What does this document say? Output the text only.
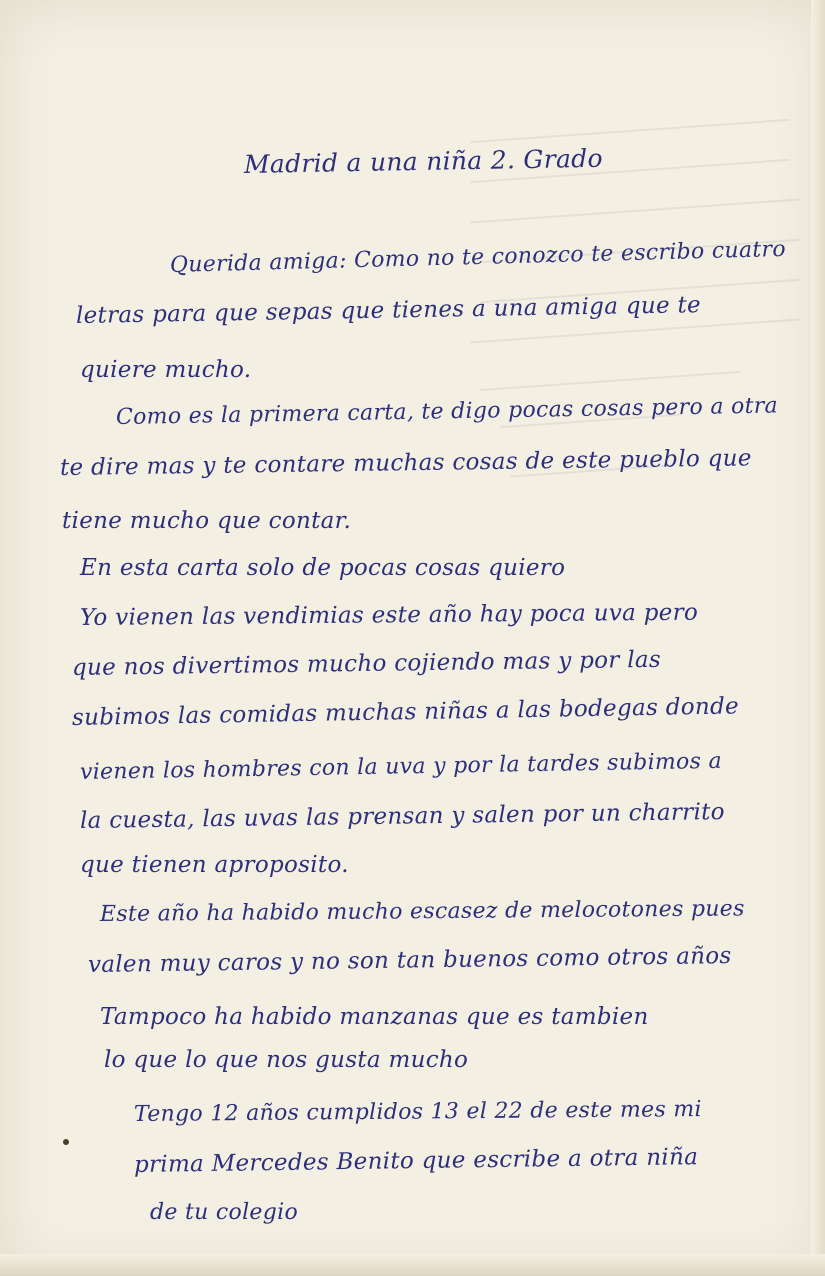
Madrid a una niña 2. Grado
Querida amiga: Como no te conozco te escribo cuatro
letras para que sepas que tienes a una amiga que te
quiere mucho.
Como es la primera carta, te digo pocas cosas pero a otra
te dire mas y te contare muchas cosas de este pueblo que
tiene mucho que contar.
En esta carta solo de pocas cosas quiero
Yo vienen las vendimias este año hay poca uva pero
que nos divertimos mucho cojiendo mas y por las
subimos las comidas muchas niñas a las bodegas donde
vienen los hombres con la uva y por la tardes subimos a
la cuesta, las uvas las prensan y salen por un charrito
que tienen aproposito.
Este año ha habido mucho escasez de melocotones pues
valen muy caros y no son tan buenos como otros años
Tampoco ha habido manzanas que es tambien
lo que lo que nos gusta mucho
Tengo 12 años cumplidos 13 el 22 de este mes mi
prima Mercedes Benito que escribe a otra niña
de tu colegio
——
■ WHAT IS ASKED
All of the material above is to be copied exactly, except for its images.

■ WRITTEN RESPONSE
What does this document say? Output the text only.
Madrid a una niña 2. Grado
Querida amiga: Como no te conozco te escribo cuatro
letras para que sepas que tienes a una amiga que te
quiere mucho.
Como es la primera carta, te digo pocas cosas pero a otra
te dire mas y te contare muchas cosas de este pueblo que
tiene mucho que contar.
En esta carta solo de pocas cosas quiero
Yo vienen las vendimias este año hay poca uva pero
que nos divertimos mucho cojiendo mas y por las
subimos las comidas muchas niñas a las bodegas donde
vienen los hombres con la uva y por la tardes subimos a
la cuesta, las uvas las prensan y salen por un charrito
que tienen aproposito.
Este año ha habido mucho escasez de melocotones pues
valen muy caros y no son tan buenos como otros años
Tampoco ha habido manzanas que es tambien
lo que lo que nos gusta mucho
Tengo 12 años cumplidos 13 el 22 de este mes mi
prima Mercedes Benito que escribe a otra niña
de tu colegio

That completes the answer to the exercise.